TASK DESCRIPTION: Provide an exact copy of the data, excluding the images.

======== DATASET ENTRIES

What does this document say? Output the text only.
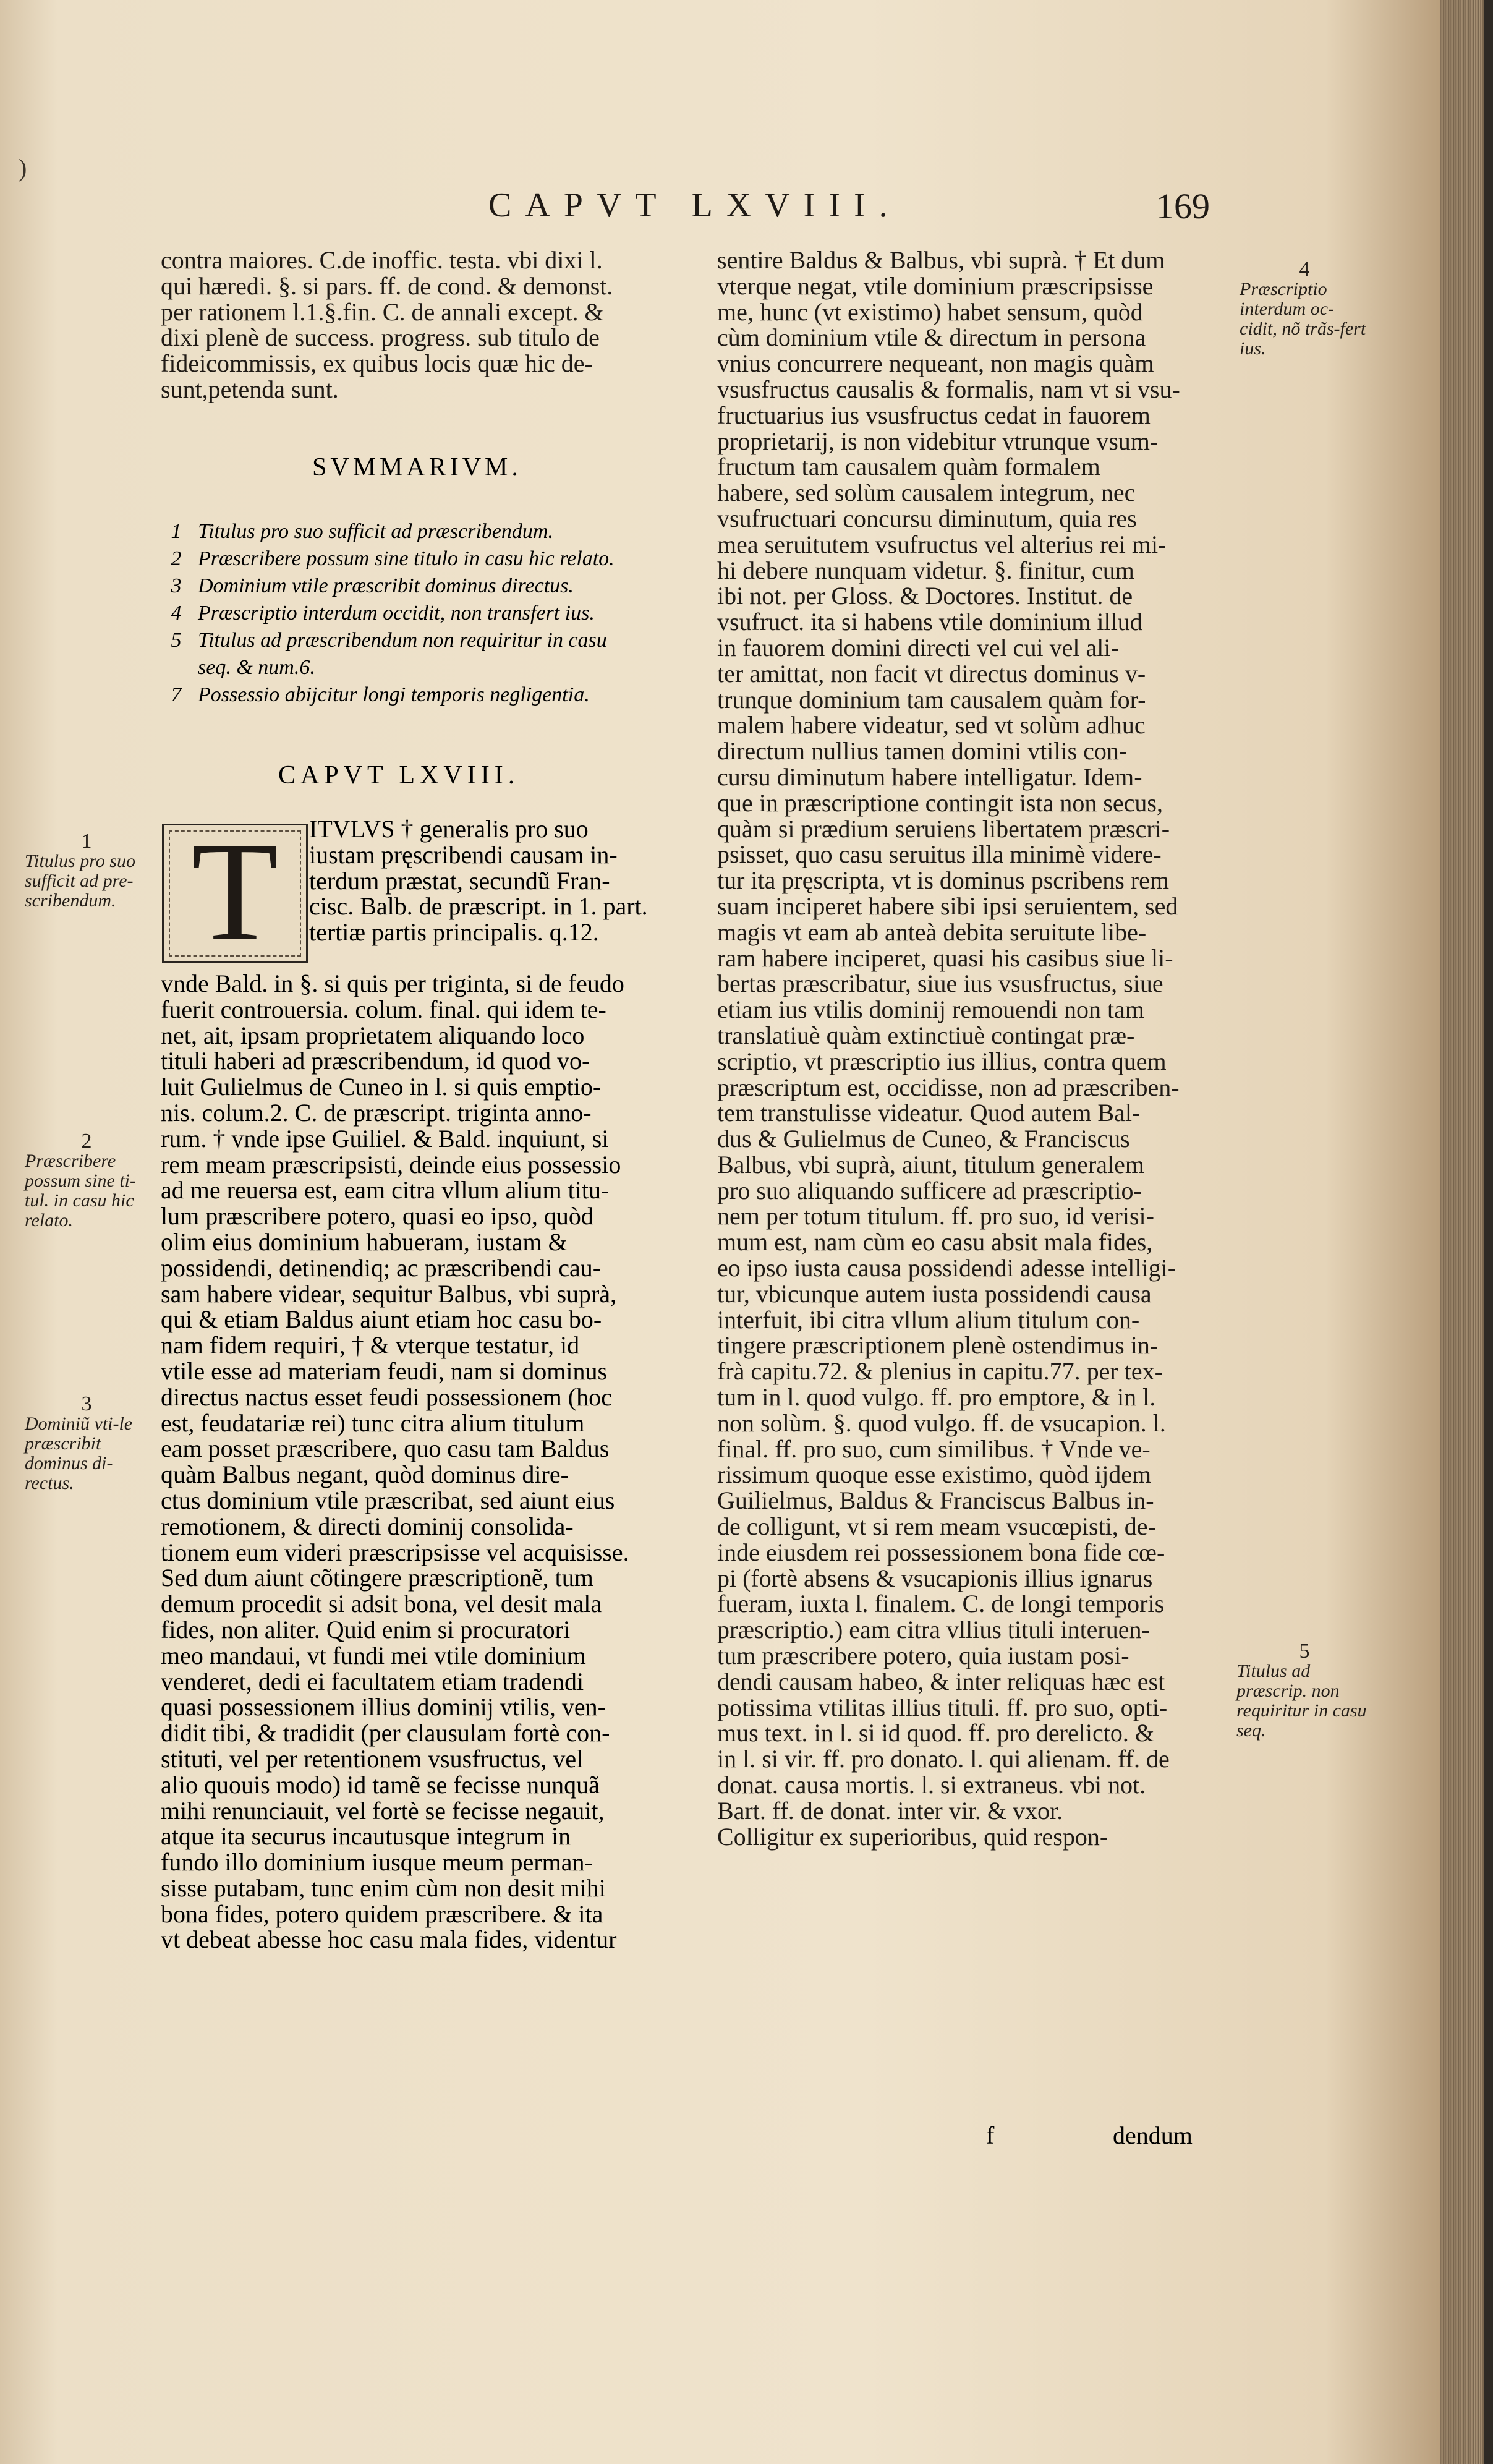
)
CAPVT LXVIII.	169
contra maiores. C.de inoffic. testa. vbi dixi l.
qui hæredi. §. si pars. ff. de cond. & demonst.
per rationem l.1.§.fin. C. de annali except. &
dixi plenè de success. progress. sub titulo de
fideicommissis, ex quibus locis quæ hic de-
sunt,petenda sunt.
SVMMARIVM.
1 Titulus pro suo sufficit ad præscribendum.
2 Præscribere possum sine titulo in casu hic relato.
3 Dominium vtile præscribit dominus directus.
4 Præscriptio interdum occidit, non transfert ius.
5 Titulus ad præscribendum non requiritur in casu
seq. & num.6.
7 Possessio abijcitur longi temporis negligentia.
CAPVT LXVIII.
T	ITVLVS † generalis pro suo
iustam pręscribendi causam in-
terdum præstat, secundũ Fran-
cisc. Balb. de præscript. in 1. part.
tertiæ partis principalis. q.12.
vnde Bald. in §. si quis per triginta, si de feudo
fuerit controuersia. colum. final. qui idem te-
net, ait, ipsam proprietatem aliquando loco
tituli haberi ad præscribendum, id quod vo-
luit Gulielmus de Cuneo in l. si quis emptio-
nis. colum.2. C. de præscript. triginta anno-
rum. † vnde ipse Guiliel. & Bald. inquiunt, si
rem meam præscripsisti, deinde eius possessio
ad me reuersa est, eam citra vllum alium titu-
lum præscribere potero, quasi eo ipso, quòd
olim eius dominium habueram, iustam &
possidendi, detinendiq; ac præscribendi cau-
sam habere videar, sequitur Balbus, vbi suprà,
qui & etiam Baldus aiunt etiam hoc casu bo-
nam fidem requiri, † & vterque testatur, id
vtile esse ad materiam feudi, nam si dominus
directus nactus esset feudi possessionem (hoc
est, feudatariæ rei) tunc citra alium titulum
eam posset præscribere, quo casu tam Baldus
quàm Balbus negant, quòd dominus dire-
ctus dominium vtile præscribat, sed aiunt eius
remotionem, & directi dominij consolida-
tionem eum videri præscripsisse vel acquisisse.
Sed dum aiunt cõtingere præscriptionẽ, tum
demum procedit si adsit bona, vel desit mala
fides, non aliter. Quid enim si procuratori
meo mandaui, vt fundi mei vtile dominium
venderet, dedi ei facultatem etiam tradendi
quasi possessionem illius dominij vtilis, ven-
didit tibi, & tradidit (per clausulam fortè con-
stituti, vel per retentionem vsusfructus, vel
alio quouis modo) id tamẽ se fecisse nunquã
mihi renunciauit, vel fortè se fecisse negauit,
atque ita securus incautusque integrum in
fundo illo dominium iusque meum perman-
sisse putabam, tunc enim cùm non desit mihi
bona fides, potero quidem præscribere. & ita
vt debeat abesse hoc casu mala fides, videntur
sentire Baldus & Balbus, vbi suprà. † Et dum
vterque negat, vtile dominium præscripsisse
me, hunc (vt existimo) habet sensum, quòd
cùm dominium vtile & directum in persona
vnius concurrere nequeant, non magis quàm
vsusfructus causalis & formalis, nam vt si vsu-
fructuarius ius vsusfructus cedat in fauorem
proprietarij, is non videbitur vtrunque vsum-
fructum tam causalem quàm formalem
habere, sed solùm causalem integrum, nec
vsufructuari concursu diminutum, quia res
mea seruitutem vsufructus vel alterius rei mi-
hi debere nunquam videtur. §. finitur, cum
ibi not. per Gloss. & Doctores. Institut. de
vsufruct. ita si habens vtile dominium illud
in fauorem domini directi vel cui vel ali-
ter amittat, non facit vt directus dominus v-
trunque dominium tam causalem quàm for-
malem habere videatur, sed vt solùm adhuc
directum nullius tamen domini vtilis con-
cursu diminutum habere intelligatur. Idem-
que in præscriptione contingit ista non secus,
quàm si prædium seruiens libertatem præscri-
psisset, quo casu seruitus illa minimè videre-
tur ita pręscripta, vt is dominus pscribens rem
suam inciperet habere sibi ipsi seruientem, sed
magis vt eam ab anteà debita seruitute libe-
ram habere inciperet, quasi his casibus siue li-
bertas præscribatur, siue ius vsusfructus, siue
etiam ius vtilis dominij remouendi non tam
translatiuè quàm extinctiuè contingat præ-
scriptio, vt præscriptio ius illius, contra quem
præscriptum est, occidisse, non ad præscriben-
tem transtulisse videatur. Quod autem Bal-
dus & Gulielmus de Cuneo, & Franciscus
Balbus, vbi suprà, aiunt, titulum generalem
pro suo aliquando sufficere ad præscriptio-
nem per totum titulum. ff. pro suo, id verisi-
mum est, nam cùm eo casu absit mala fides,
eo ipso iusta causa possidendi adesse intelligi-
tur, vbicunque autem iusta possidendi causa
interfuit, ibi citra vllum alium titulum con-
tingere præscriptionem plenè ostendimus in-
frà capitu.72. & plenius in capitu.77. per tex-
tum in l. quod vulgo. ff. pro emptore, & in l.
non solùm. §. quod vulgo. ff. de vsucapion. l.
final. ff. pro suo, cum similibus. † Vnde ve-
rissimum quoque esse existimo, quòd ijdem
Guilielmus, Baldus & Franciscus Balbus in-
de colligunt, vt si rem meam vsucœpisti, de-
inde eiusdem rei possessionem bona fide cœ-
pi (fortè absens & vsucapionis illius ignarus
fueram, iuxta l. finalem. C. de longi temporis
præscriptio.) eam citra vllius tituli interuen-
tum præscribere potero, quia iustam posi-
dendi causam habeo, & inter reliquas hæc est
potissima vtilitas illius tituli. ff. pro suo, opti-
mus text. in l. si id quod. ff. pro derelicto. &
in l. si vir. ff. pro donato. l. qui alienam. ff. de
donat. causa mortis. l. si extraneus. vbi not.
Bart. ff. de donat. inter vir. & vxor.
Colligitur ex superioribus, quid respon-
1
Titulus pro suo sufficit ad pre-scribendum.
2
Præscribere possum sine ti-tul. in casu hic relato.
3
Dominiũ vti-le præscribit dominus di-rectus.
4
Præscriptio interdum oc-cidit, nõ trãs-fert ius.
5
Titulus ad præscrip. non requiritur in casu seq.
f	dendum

================

WRITTEN SOLUTION:
What does this document say? Output the text only.
)
CAPVT LXVIII.	169
contra maiores. C.de inoffic. testa. vbi dixi l.
qui hæredi. §. si pars. ff. de cond. & demonst.
per rationem l.1.§.fin. C. de annali except. &
dixi plenè de success. progress. sub titulo de
fideicommissis, ex quibus locis quæ hic de-
sunt,petenda sunt.
SVMMARIVM.
1 Titulus pro suo sufficit ad præscribendum.
2 Præscribere possum sine titulo in casu hic relato.
3 Dominium vtile præscribit dominus directus.
4 Præscriptio interdum occidit, non transfert ius.
5 Titulus ad præscribendum non requiritur in casu
seq. & num.6.
7 Possessio abijcitur longi temporis negligentia.
CAPVT LXVIII.
T	ITVLVS † generalis pro suo
iustam pręscribendi causam in-
terdum præstat, secundũ Fran-
cisc. Balb. de præscript. in 1. part.
tertiæ partis principalis. q.12.
vnde Bald. in §. si quis per triginta, si de feudo
fuerit controuersia. colum. final. qui idem te-
net, ait, ipsam proprietatem aliquando loco
tituli haberi ad præscribendum, id quod vo-
luit Gulielmus de Cuneo in l. si quis emptio-
nis. colum.2. C. de præscript. triginta anno-
rum. † vnde ipse Guiliel. & Bald. inquiunt, si
rem meam præscripsisti, deinde eius possessio
ad me reuersa est, eam citra vllum alium titu-
lum præscribere potero, quasi eo ipso, quòd
olim eius dominium habueram, iustam &
possidendi, detinendiq; ac præscribendi cau-
sam habere videar, sequitur Balbus, vbi suprà,
qui & etiam Baldus aiunt etiam hoc casu bo-
nam fidem requiri, † & vterque testatur, id
vtile esse ad materiam feudi, nam si dominus
directus nactus esset feudi possessionem (hoc
est, feudatariæ rei) tunc citra alium titulum
eam posset præscribere, quo casu tam Baldus
quàm Balbus negant, quòd dominus dire-
ctus dominium vtile præscribat, sed aiunt eius
remotionem, & directi dominij consolida-
tionem eum videri præscripsisse vel acquisisse.
Sed dum aiunt cõtingere præscriptionẽ, tum
demum procedit si adsit bona, vel desit mala
fides, non aliter. Quid enim si procuratori
meo mandaui, vt fundi mei vtile dominium
venderet, dedi ei facultatem etiam tradendi
quasi possessionem illius dominij vtilis, ven-
didit tibi, & tradidit (per clausulam fortè con-
stituti, vel per retentionem vsusfructus, vel
alio quouis modo) id tamẽ se fecisse nunquã
mihi renunciauit, vel fortè se fecisse negauit,
atque ita securus incautusque integrum in
fundo illo dominium iusque meum perman-
sisse putabam, tunc enim cùm non desit mihi
bona fides, potero quidem præscribere. & ita
vt debeat abesse hoc casu mala fides, videntur
sentire Baldus & Balbus, vbi suprà. † Et dum
vterque negat, vtile dominium præscripsisse
me, hunc (vt existimo) habet sensum, quòd
cùm dominium vtile & directum in persona
vnius concurrere nequeant, non magis quàm
vsusfructus causalis & formalis, nam vt si vsu-
fructuarius ius vsusfructus cedat in fauorem
proprietarij, is non videbitur vtrunque vsum-
fructum tam causalem quàm formalem
habere, sed solùm causalem integrum, nec
vsufructuari concursu diminutum, quia res
mea seruitutem vsufructus vel alterius rei mi-
hi debere nunquam videtur. §. finitur, cum
ibi not. per Gloss. & Doctores. Institut. de
vsufruct. ita si habens vtile dominium illud
in fauorem domini directi vel cui vel ali-
ter amittat, non facit vt directus dominus v-
trunque dominium tam causalem quàm for-
malem habere videatur, sed vt solùm adhuc
directum nullius tamen domini vtilis con-
cursu diminutum habere intelligatur. Idem-
que in præscriptione contingit ista non secus,
quàm si prædium seruiens libertatem præscri-
psisset, quo casu seruitus illa minimè videre-
tur ita pręscripta, vt is dominus pscribens rem
suam inciperet habere sibi ipsi seruientem, sed
magis vt eam ab anteà debita seruitute libe-
ram habere inciperet, quasi his casibus siue li-
bertas præscribatur, siue ius vsusfructus, siue
etiam ius vtilis dominij remouendi non tam
translatiuè quàm extinctiuè contingat præ-
scriptio, vt præscriptio ius illius, contra quem
præscriptum est, occidisse, non ad præscriben-
tem transtulisse videatur. Quod autem Bal-
dus & Gulielmus de Cuneo, & Franciscus
Balbus, vbi suprà, aiunt, titulum generalem
pro suo aliquando sufficere ad præscriptio-
nem per totum titulum. ff. pro suo, id verisi-
mum est, nam cùm eo casu absit mala fides,
eo ipso iusta causa possidendi adesse intelligi-
tur, vbicunque autem iusta possidendi causa
interfuit, ibi citra vllum alium titulum con-
tingere præscriptionem plenè ostendimus in-
frà capitu.72. & plenius in capitu.77. per tex-
tum in l. quod vulgo. ff. pro emptore, & in l.
non solùm. §. quod vulgo. ff. de vsucapion. l.
final. ff. pro suo, cum similibus. † Vnde ve-
rissimum quoque esse existimo, quòd ijdem
Guilielmus, Baldus & Franciscus Balbus in-
de colligunt, vt si rem meam vsucœpisti, de-
inde eiusdem rei possessionem bona fide cœ-
pi (fortè absens & vsucapionis illius ignarus
fueram, iuxta l. finalem. C. de longi temporis
præscriptio.) eam citra vllius tituli interuen-
tum præscribere potero, quia iustam posi-
dendi causam habeo, & inter reliquas hæc est
potissima vtilitas illius tituli. ff. pro suo, opti-
mus text. in l. si id quod. ff. pro derelicto. &
in l. si vir. ff. pro donato. l. qui alienam. ff. de
donat. causa mortis. l. si extraneus. vbi not.
Bart. ff. de donat. inter vir. & vxor.
Colligitur ex superioribus, quid respon-
1
Titulus pro suo sufficit ad pre-scribendum.
2
Præscribere possum sine ti-tul. in casu hic relato.
3
Dominiũ vti-le præscribit dominus di-rectus.
4
Præscriptio interdum oc-cidit, nõ trãs-fert ius.
5
Titulus ad præscrip. non requiritur in casu seq.
f	dendum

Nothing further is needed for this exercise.